Work instructions:
Every line in the listing is to be echoed verbatim.

(Collected data)
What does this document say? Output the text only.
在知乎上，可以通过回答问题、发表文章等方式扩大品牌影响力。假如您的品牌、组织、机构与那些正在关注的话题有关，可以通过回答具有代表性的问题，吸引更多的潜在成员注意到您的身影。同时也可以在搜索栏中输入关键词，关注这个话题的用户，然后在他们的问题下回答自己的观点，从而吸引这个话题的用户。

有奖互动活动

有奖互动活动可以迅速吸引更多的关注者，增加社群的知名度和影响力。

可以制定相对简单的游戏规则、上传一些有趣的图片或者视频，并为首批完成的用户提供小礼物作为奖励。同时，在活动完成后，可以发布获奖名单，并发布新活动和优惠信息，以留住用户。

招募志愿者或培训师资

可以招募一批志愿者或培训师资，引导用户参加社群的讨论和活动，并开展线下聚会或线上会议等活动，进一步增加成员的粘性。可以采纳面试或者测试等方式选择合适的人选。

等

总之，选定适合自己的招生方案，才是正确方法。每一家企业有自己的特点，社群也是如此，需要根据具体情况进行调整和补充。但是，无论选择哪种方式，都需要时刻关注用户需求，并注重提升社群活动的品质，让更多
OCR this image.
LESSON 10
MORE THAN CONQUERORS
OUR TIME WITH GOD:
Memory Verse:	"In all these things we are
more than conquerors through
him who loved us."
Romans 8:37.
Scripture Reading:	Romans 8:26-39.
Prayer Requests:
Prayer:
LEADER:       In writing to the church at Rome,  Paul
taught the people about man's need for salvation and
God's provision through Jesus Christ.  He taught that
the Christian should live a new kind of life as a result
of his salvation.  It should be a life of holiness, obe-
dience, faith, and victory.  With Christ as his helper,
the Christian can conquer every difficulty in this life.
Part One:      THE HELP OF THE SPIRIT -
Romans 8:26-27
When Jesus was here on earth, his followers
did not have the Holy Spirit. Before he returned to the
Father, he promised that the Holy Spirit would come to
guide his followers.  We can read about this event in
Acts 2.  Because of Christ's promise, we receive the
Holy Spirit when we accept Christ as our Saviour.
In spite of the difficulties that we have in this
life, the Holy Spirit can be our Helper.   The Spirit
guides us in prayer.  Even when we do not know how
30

Result for this exercise:
What does this document say? Output the text only.
在知乎上，可以通过回答问题、发表文章等方式扩大品牌影响力。假如您的品牌、组织、机构与那些正在关注的话题有关，可以通过回答具有代表性的问题，吸引更多的潜在成员注意到您的身影。同时也可以在搜索栏中输入关键词，关注这个话题的用户，然后在他们的问题下回答自己的观点，从而吸引这个话题的用户。

有奖互动活动

有奖互动活动可以迅速吸引更多的关注者，增加社群的知名度和影响力。

可以制定相对简单的游戏规则、上传一些有趣的图片或者视频，并为首批完成的用户提供小礼物作为奖励。同时，在活动完成后，可以发布获奖名单，并发布新活动和优惠信息，以留住用户。

招募志愿者或培训师资

可以招募一批志愿者或培训师资，引导用户参加社群的讨论和活动，并开展线下聚会或线上会议等活动，进一步增加成员的粘性。可以采纳面试或者测试等方式选择合适的人选。

等

总之，选定适合自己的招生方案，才是正确方法。每一家企业有自己的特点，社群也是如此，需要根据具体情况进行调整和补充。但是，无论选择哪种方式，都需要时刻关注用户需求，并注重提升社群活动的品质，让更多
OCR this image.
LESSON 10
MORE THAN CONQUERORS
OUR TIME WITH GOD:
Memory Verse:	"In all these things we are
more than conquerors through
him who loved us."
Romans 8:37.
Scripture Reading:	Romans 8:26-39.
Prayer Requests:
Prayer:
LEADER:       In writing to the church at Rome,  Paul
taught the people about man's need for salvation and
God's provision through Jesus Christ.  He taught that
the Christian should live a new kind of life as a result
of his salvation.  It should be a life of holiness, obe-
dience, faith, and victory.  With Christ as his helper,
the Christian can conquer every difficulty in this life.
Part One:      THE HELP OF THE SPIRIT -
Romans 8:26-27
When Jesus was here on earth, his followers
did not have the Holy Spirit. Before he returned to the
Father, he promised that the Holy Spirit would come to
guide his followers.  We can read about this event in
Acts 2.  Because of Christ's promise, we receive the
Holy Spirit when we accept Christ as our Saviour.
In spite of the difficulties that we have in this
life, the Holy Spirit can be our Helper.   The Spirit
guides us in prayer.  Even when we do not know how
30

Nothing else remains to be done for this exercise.